>> BEGIN
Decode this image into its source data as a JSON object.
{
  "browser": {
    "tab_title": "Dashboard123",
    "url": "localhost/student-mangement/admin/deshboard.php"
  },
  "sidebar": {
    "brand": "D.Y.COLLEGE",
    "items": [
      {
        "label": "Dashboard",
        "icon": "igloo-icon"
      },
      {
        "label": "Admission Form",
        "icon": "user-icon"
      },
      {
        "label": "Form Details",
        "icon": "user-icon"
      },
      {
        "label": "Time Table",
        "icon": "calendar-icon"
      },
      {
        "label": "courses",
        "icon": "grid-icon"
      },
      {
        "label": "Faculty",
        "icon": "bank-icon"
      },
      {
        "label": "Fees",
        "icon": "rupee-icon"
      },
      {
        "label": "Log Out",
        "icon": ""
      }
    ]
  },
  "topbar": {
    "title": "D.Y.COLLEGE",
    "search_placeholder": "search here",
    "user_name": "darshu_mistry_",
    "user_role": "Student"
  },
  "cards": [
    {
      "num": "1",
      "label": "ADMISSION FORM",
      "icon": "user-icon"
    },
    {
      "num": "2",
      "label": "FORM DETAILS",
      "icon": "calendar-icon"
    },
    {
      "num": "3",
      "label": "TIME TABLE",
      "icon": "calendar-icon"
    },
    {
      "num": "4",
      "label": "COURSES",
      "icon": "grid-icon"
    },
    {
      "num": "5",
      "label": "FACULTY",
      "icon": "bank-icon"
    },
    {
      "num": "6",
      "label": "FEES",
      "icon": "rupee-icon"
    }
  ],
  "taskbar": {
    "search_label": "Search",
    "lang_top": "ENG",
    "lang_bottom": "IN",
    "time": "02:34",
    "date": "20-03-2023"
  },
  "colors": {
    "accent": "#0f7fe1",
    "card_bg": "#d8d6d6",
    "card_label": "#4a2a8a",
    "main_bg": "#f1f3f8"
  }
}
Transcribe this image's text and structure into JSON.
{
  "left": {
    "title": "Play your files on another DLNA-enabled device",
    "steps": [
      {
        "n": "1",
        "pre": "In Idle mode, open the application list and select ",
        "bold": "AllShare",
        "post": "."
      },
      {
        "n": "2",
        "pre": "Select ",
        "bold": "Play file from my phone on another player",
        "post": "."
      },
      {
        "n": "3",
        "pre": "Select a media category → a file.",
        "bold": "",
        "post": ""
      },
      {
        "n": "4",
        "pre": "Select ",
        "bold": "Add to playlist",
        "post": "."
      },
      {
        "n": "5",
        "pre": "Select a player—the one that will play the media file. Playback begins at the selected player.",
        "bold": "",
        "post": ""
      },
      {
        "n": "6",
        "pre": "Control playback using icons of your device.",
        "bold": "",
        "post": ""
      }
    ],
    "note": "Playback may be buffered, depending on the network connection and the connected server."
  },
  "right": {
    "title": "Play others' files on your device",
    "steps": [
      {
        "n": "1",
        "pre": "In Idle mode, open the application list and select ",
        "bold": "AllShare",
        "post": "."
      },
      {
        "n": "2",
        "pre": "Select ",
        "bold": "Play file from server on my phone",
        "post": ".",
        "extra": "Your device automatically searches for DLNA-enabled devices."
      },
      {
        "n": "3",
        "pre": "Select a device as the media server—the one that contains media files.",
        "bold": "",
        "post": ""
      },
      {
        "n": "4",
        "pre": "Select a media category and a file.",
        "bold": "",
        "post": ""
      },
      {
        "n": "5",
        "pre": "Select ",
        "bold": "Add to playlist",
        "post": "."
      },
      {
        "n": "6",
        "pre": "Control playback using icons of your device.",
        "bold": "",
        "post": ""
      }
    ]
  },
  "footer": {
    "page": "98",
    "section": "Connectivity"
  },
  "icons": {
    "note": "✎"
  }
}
>> END
→ **What is needed**
Copy the records above exactly.

→ **Full answer**
Decode this image into its source data as a JSON object.
{
  "browser": {
    "tab_title": "Dashboard123",
    "url": "localhost/student-mangement/admin/deshboard.php"
  },
  "sidebar": {
    "brand": "D.Y.COLLEGE",
    "items": [
      {
        "label": "Dashboard",
        "icon": "igloo-icon"
      },
      {
        "label": "Admission Form",
        "icon": "user-icon"
      },
      {
        "label": "Form Details",
        "icon": "user-icon"
      },
      {
        "label": "Time Table",
        "icon": "calendar-icon"
      },
      {
        "label": "courses",
        "icon": "grid-icon"
      },
      {
        "label": "Faculty",
        "icon": "bank-icon"
      },
      {
        "label": "Fees",
        "icon": "rupee-icon"
      },
      {
        "label": "Log Out",
        "icon": ""
      }
    ]
  },
  "topbar": {
    "title": "D.Y.COLLEGE",
    "search_placeholder": "search here",
    "user_name": "darshu_mistry_",
    "user_role": "Student"
  },
  "cards": [
    {
      "num": "1",
      "label": "ADMISSION FORM",
      "icon": "user-icon"
    },
    {
      "num": "2",
      "label": "FORM DETAILS",
      "icon": "calendar-icon"
    },
    {
      "num": "3",
      "label": "TIME TABLE",
      "icon": "calendar-icon"
    },
    {
      "num": "4",
      "label": "COURSES",
      "icon": "grid-icon"
    },
    {
      "num": "5",
      "label": "FACULTY",
      "icon": "bank-icon"
    },
    {
      "num": "6",
      "label": "FEES",
      "icon": "rupee-icon"
    }
  ],
  "taskbar": {
    "search_label": "Search",
    "lang_top": "ENG",
    "lang_bottom": "IN",
    "time": "02:34",
    "date": "20-03-2023"
  },
  "colors": {
    "accent": "#0f7fe1",
    "card_bg": "#d8d6d6",
    "card_label": "#4a2a8a",
    "main_bg": "#f1f3f8"
  }
}
Transcribe this image's text and structure into JSON.
{
  "left": {
    "title": "Play your files on another DLNA-enabled device",
    "steps": [
      {
        "n": "1",
        "pre": "In Idle mode, open the application list and select ",
        "bold": "AllShare",
        "post": "."
      },
      {
        "n": "2",
        "pre": "Select ",
        "bold": "Play file from my phone on another player",
        "post": "."
      },
      {
        "n": "3",
        "pre": "Select a media category → a file.",
        "bold": "",
        "post": ""
      },
      {
        "n": "4",
        "pre": "Select ",
        "bold": "Add to playlist",
        "post": "."
      },
      {
        "n": "5",
        "pre": "Select a player—the one that will play the media file. Playback begins at the selected player.",
        "bold": "",
        "post": ""
      },
      {
        "n": "6",
        "pre": "Control playback using icons of your device.",
        "bold": "",
        "post": ""
      }
    ],
    "note": "Playback may be buffered, depending on the network connection and the connected server."
  },
  "right": {
    "title": "Play others' files on your device",
    "steps": [
      {
        "n": "1",
        "pre": "In Idle mode, open the application list and select ",
        "bold": "AllShare",
        "post": "."
      },
      {
        "n": "2",
        "pre": "Select ",
        "bold": "Play file from server on my phone",
        "post": ".",
        "extra": "Your device automatically searches for DLNA-enabled devices."
      },
      {
        "n": "3",
        "pre": "Select a device as the media server—the one that contains media files.",
        "bold": "",
        "post": ""
      },
      {
        "n": "4",
        "pre": "Select a media category and a file.",
        "bold": "",
        "post": ""
      },
      {
        "n": "5",
        "pre": "Select ",
        "bold": "Add to playlist",
        "post": "."
      },
      {
        "n": "6",
        "pre": "Control playback using icons of your device.",
        "bold": "",
        "post": ""
      }
    ]
  },
  "footer": {
    "page": "98",
    "section": "Connectivity"
  },
  "icons": {
    "note": "✎"
  }
}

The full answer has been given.